*EXCERPTED TEXT*.
I do honetsly now think you are hurting not because of her - but the feeling of not having a relationship, not having a gal - you might go see her and even be repulsed.

I'd just move on and focus on yourself. No contact. And that REALLY mean not returning her messages - which you really should NOT have done.

Squonk
Jul 12, 2005, 08:25 AM
Hello Mr Battle!

You really are some kind of prick aren't you. If you can't help yourself from sounding off at least do your homework first. Do me a favour and keep off this forum if that is the best you can do - tosser!

Wildcat, good to hear from you and thanks for your comments. How are things working out for you?

BattleAngel14745
Jul 12, 2005, 08:53 AM
Message deleted

Wildcat21
Jul 12, 2005, 08:57 AM
Ok - Battle - that's enough - these are people you don't KNOW!

Your being judgmental and have ZERO facts. This is advice.

What's you problem? Just because you're misserable doesn't mean you take it on others.

If these people knew about you - they would rip into you way more. So quit it.

Wildcat21
Jul 12, 2005, 09:07 AM
AND - you post here to HELP people - not hurt them. It's advice.

Quit judging people and making up stuff you know nothing about.

You have more problems than any of them combined - so don't throw rocks when you live in a glass house.

Just because you feel bad doesn't mean you take it out on others.

[Collected data entries]
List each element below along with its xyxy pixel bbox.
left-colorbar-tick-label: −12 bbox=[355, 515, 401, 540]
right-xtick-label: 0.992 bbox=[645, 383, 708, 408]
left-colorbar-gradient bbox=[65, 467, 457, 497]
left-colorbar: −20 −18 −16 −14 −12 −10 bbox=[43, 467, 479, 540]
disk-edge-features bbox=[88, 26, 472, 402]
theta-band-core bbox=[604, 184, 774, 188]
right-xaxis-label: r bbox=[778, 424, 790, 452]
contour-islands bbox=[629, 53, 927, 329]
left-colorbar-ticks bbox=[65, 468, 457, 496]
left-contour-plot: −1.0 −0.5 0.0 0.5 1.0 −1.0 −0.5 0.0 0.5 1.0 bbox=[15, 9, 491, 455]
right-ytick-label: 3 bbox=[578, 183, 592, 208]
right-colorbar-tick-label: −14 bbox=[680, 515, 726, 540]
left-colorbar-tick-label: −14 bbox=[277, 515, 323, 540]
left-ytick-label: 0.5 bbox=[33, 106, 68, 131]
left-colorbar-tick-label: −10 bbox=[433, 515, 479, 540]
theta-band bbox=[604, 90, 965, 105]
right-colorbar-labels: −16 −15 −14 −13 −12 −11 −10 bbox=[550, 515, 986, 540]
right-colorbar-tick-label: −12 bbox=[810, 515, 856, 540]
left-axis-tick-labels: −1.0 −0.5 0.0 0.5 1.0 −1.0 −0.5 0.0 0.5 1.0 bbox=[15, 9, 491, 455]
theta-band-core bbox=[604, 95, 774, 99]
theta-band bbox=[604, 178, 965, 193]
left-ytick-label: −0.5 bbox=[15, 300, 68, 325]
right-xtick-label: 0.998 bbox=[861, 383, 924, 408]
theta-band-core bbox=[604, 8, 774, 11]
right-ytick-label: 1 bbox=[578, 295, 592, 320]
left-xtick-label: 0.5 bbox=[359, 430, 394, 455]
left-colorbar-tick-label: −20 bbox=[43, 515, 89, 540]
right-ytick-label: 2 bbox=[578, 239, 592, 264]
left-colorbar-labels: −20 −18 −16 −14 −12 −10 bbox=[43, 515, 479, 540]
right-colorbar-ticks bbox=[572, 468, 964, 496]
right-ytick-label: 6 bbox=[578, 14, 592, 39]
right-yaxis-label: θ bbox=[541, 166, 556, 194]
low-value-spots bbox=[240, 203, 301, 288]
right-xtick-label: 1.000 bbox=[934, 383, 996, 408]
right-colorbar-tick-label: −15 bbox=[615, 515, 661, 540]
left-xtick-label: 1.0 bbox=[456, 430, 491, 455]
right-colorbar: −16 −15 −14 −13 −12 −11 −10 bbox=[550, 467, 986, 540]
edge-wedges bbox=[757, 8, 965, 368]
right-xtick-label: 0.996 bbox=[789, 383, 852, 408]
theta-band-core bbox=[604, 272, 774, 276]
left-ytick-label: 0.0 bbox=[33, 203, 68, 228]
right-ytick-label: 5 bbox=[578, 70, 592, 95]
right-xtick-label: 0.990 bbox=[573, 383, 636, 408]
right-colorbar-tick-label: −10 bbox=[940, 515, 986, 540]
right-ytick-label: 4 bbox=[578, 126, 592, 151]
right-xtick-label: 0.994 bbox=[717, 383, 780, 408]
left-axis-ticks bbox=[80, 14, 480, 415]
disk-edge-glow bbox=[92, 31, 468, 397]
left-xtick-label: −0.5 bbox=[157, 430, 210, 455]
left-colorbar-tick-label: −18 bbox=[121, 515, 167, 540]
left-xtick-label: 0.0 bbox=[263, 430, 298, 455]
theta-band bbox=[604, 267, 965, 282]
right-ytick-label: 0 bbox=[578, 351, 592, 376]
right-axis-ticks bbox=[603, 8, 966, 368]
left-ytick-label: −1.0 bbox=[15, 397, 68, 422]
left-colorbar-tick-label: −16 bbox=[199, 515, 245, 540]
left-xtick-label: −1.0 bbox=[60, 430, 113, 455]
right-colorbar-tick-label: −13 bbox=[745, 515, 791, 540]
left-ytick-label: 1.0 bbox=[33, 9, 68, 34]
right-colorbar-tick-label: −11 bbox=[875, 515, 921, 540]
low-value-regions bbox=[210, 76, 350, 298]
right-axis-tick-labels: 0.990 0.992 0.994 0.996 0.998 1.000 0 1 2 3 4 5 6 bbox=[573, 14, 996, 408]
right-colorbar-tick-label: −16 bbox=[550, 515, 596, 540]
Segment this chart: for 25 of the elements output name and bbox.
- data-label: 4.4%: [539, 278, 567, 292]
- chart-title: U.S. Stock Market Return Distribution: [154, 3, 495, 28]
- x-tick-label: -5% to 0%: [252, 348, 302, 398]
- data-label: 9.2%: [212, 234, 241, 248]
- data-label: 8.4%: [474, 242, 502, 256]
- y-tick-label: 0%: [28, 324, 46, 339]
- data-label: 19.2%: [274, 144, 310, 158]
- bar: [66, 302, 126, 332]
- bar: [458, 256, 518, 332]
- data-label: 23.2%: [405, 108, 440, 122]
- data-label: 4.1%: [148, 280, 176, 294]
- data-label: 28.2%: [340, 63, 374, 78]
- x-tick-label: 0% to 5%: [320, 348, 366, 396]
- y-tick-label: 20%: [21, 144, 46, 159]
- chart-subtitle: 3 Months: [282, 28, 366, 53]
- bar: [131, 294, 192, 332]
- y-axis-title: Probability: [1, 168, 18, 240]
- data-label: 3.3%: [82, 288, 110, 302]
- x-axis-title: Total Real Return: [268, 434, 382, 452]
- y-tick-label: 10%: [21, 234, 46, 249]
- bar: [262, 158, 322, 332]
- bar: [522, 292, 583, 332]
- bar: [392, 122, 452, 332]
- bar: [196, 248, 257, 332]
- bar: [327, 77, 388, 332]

*TASKS TO COMPLETE*.
• 1. Reproduce everything in the forum thread from "Your being judgmental" down to "So quit it.".
• 2. Answer these questions about the forum thread:
(a) At what time on Jul 12, 2005 did Squonk post?
(b) What appears in place of the post by BattleAngel14745?
(c) According to Wildcat21's 09:07 AM post, why do people post here?

*TASK-BY-TASK OUTPUTS*.
• 1.
Your being judgmental and have ZERO facts. This is advice.

What's you problem? Just because you're misserable doesn't mean you take it on others.

If these people knew about you - they would rip into you way more. So quit it.

• 2.
(a) 08:25 AM
(b) "Message deleted"
(c) To help people, not hurt them.